### [Task statement]
Extract every record, keeping each one exactly as it is.
--- begin ---
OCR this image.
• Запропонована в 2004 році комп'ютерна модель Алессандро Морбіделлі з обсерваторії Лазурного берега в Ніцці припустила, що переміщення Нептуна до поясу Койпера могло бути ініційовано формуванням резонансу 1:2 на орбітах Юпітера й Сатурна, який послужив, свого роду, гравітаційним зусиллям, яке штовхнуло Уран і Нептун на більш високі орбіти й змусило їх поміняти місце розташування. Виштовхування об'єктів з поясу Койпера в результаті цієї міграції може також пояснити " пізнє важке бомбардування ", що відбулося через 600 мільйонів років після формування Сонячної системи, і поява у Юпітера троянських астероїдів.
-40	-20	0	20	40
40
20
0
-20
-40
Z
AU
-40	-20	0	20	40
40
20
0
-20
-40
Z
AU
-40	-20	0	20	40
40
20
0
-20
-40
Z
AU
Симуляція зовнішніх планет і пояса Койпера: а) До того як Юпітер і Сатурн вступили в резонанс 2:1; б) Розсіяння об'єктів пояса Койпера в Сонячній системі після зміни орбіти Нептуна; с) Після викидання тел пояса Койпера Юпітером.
--- end ---
### [Response below]
OCR this image.
• Запропонована в 2004 році комп'ютерна модель Алессандро Морбіделлі з обсерваторії Лазурного берега в Ніцці припустила, що переміщення Нептуна до поясу Койпера могло бути ініційовано формуванням резонансу 1:2 на орбітах Юпітера й Сатурна, який послужив, свого роду, гравітаційним зусиллям, яке штовхнуло Уран і Нептун на більш високі орбіти й змусило їх поміняти місце розташування. Виштовхування об'єктів з поясу Койпера в результаті цієї міграції може також пояснити " пізнє важке бомбардування ", що відбулося через 600 мільйонів років після формування Сонячної системи, і поява у Юпітера троянських астероїдів.
-40	-20	0	20	40
40
20
0
-20
-40
Z
AU
-40	-20	0	20	40
40
20
0
-20
-40
Z
AU
-40	-20	0	20	40
40
20
0
-20
-40
Z
AU
Симуляція зовнішніх планет і пояса Койпера: а) До того як Юпітер і Сатурн вступили в резонанс 2:1; б) Розсіяння об'єктів пояса Койпера в Сонячній системі після зміни орбіти Нептуна; с) Після викидання тел пояса Койпера Юпітером.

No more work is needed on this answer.